• _Input records_
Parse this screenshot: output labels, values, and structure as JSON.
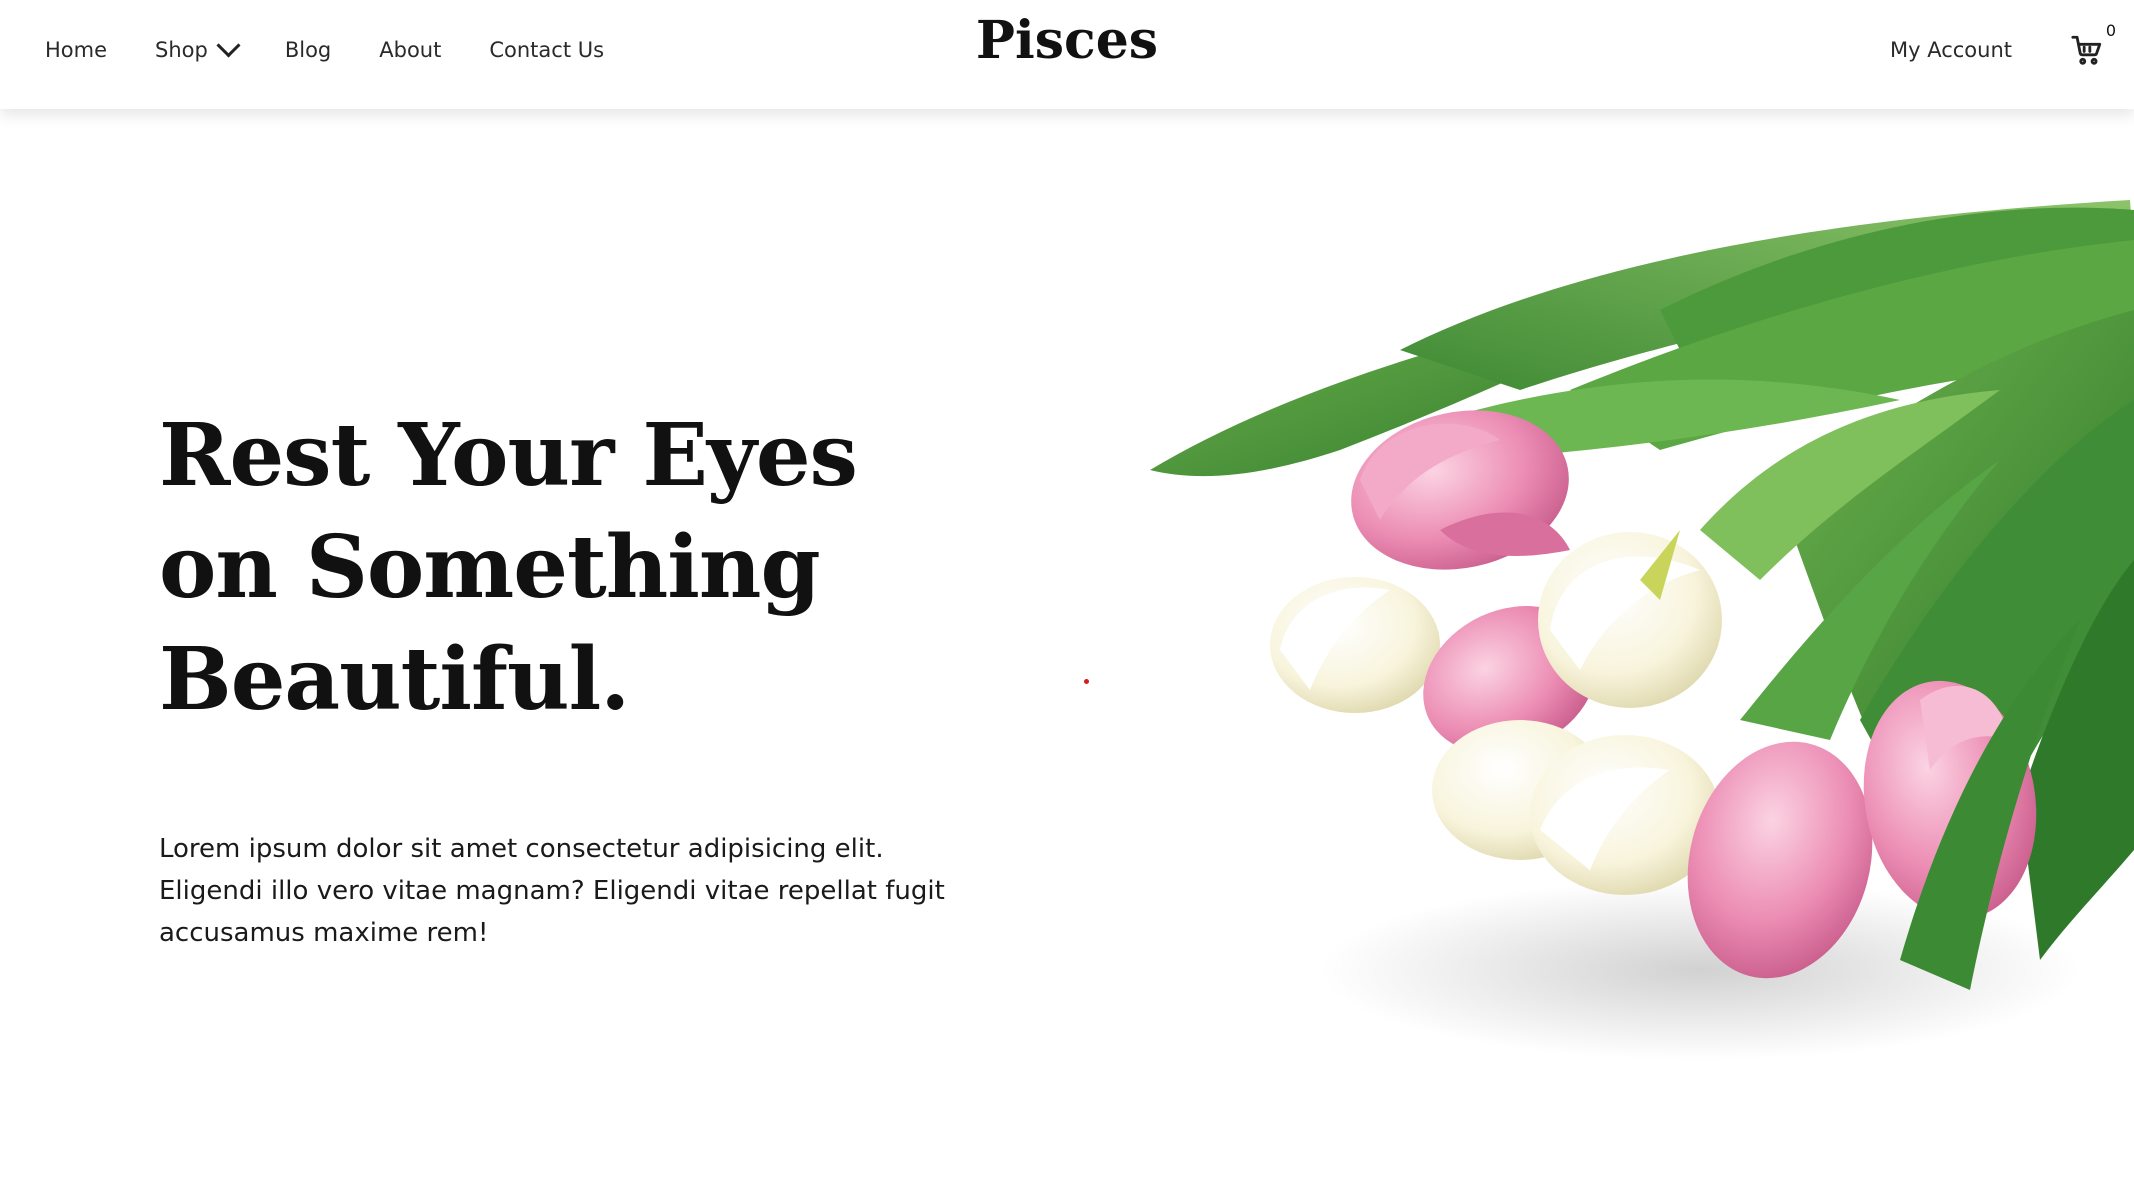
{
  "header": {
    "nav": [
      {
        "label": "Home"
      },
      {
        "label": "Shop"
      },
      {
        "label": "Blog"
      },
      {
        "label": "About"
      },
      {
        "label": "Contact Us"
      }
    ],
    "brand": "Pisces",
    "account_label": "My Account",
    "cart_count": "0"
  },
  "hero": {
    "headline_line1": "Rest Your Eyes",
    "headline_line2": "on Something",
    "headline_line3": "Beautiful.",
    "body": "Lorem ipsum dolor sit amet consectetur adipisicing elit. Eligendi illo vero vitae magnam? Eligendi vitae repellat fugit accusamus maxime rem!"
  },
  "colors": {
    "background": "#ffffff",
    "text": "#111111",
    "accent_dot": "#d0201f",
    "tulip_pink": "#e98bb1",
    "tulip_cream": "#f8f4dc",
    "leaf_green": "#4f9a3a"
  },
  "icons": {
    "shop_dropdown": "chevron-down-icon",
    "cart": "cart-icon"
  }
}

• _Problem requirements_
Repeat the data exactly, dropping every picture it holds.

• _Answer for the task_
Parse this screenshot: output labels, values, and structure as JSON.
{
  "header": {
    "nav": [
      {
        "label": "Home"
      },
      {
        "label": "Shop"
      },
      {
        "label": "Blog"
      },
      {
        "label": "About"
      },
      {
        "label": "Contact Us"
      }
    ],
    "brand": "Pisces",
    "account_label": "My Account",
    "cart_count": "0"
  },
  "hero": {
    "headline_line1": "Rest Your Eyes",
    "headline_line2": "on Something",
    "headline_line3": "Beautiful.",
    "body": "Lorem ipsum dolor sit amet consectetur adipisicing elit. Eligendi illo vero vitae magnam? Eligendi vitae repellat fugit accusamus maxime rem!"
  },
  "colors": {
    "background": "#ffffff",
    "text": "#111111",
    "accent_dot": "#d0201f",
    "tulip_pink": "#e98bb1",
    "tulip_cream": "#f8f4dc",
    "leaf_green": "#4f9a3a"
  },
  "icons": {
    "shop_dropdown": "chevron-down-icon",
    "cart": "cart-icon"
  }
}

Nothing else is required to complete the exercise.